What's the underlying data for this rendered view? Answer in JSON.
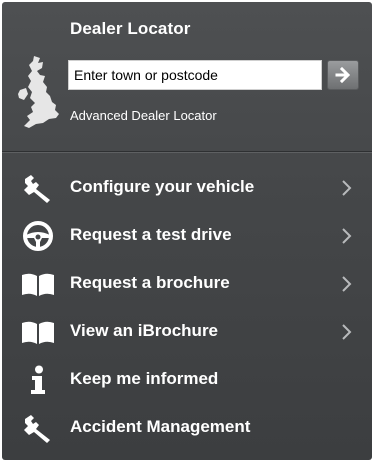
{
  "dealer_locator": {
    "title": "Dealer Locator",
    "search_placeholder": "Enter town or postcode",
    "search_value": "",
    "advanced_link": "Advanced Dealer Locator",
    "map_icon": "uk-map-icon",
    "go_icon": "arrow-right-icon"
  },
  "menu": {
    "items": [
      {
        "label": "Configure your vehicle",
        "icon": "wrench-icon",
        "has_chevron": true
      },
      {
        "label": "Request a test drive",
        "icon": "steering-wheel-icon",
        "has_chevron": true
      },
      {
        "label": "Request a brochure",
        "icon": "book-icon",
        "has_chevron": true
      },
      {
        "label": "View an iBrochure",
        "icon": "book-icon",
        "has_chevron": true
      },
      {
        "label": "Keep me informed",
        "icon": "info-icon",
        "has_chevron": false
      },
      {
        "label": "Accident Management",
        "icon": "wrench-icon",
        "has_chevron": false
      }
    ]
  },
  "colors": {
    "panel_background": "#46484a",
    "text": "#ffffff",
    "chevron": "#b8babc"
  }
}
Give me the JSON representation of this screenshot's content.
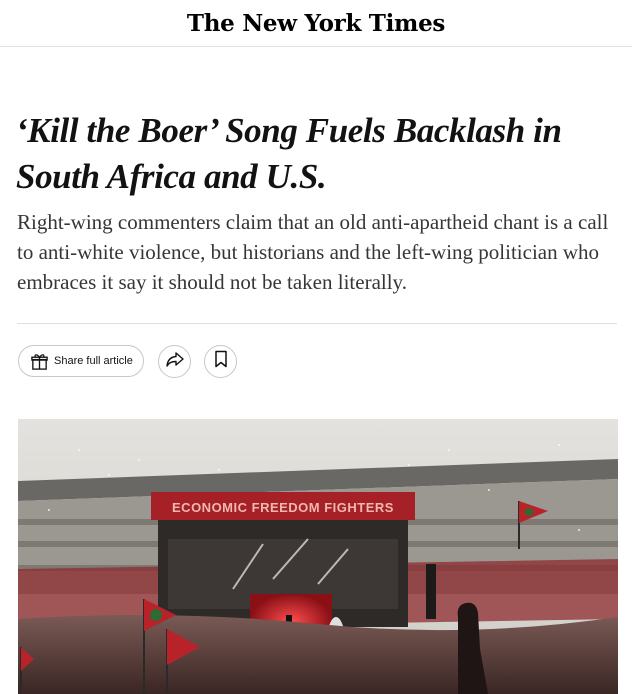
{
  "masthead": {
    "logo_text": "The New York Times"
  },
  "article": {
    "headline": "‘Kill the Boer’ Song Fuels Backlash in South Africa and U.S.",
    "summary": "Right-wing commenters claim that an old anti-apartheid chant is a call to anti-white violence, but historians and the left-wing politician who embraces it say it should not be taken literally."
  },
  "actions": {
    "share_full_label": "Share full article",
    "share_icon": "share-arrow-icon",
    "save_icon": "bookmark-icon",
    "gift_icon": "gift-icon"
  },
  "photo": {
    "banner_text": "ECONOMIC FREEDOM FIGHTERS"
  },
  "colors": {
    "text": "#121212",
    "summary_text": "#363636",
    "border": "#c7c7c7",
    "flag_red": "#b8232a",
    "flag_green": "#2e6b34"
  }
}
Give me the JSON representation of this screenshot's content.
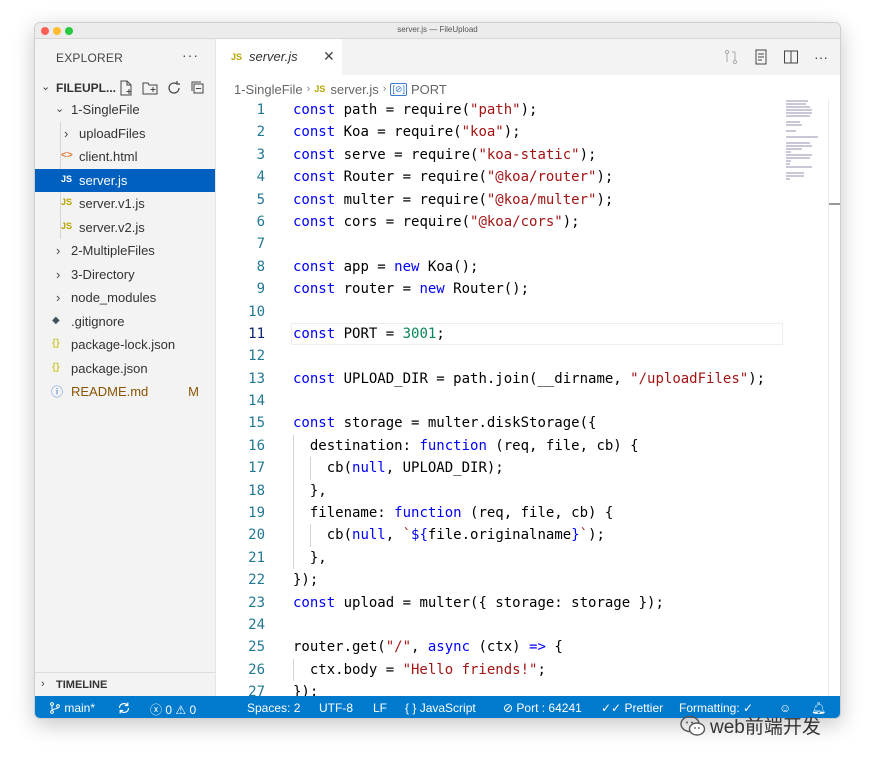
{
  "window": {
    "title": "server.js — FileUpload"
  },
  "sidebar": {
    "title": "EXPLORER",
    "more": "···",
    "folder": "FILEUPL...",
    "items": [
      {
        "label": "1-SingleFile",
        "kind": "folder-open",
        "depth": 1
      },
      {
        "label": "uploadFiles",
        "kind": "folder",
        "depth": 2
      },
      {
        "label": "client.html",
        "kind": "html",
        "depth": 2
      },
      {
        "label": "server.js",
        "kind": "js",
        "depth": 2,
        "selected": true
      },
      {
        "label": "server.v1.js",
        "kind": "js",
        "depth": 2
      },
      {
        "label": "server.v2.js",
        "kind": "js",
        "depth": 2
      },
      {
        "label": "2-MultipleFiles",
        "kind": "folder",
        "depth": 1
      },
      {
        "label": "3-Directory",
        "kind": "folder",
        "depth": 1
      },
      {
        "label": "node_modules",
        "kind": "folder",
        "depth": 1
      },
      {
        "label": ".gitignore",
        "kind": "git",
        "depth": 1
      },
      {
        "label": "package-lock.json",
        "kind": "json",
        "depth": 1
      },
      {
        "label": "package.json",
        "kind": "json",
        "depth": 1
      },
      {
        "label": "README.md",
        "kind": "info",
        "depth": 1,
        "badge": "M"
      }
    ],
    "timeline": "TIMELINE"
  },
  "tab": {
    "icon": "JS",
    "name": "server.js",
    "close": "✕"
  },
  "breadcrumb": {
    "folder": "1-SingleFile",
    "file_icon": "JS",
    "file": "server.js",
    "symbol": "PORT"
  },
  "code_lines": [
    "1",
    "2",
    "3",
    "4",
    "5",
    "6",
    "7",
    "8",
    "9",
    "10",
    "11",
    "12",
    "13",
    "14",
    "15",
    "16",
    "17",
    "18",
    "19",
    "20",
    "21",
    "22",
    "23",
    "24",
    "25",
    "26",
    "27"
  ],
  "status": {
    "branch": "main*",
    "errors": "0",
    "warnings": "0",
    "spaces": "Spaces: 2",
    "encoding": "UTF-8",
    "eol": "LF",
    "language": "JavaScript",
    "port": "Port : 64241",
    "prettier": "Prettier",
    "formatting": "Formatting: ✓"
  },
  "watermark": "web前端开发",
  "colors": {
    "accent": "#007acc",
    "selection": "#0060c0",
    "keyword": "#0000ff",
    "string": "#a31515",
    "number": "#098658"
  }
}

━━━━━━

Short problem:
Check each line of the entries for the string "arrow". Copy the lines that have it.

The response:
    "go_icon": "arrow-right-icon"
    "share_icon": "share-arrow-icon",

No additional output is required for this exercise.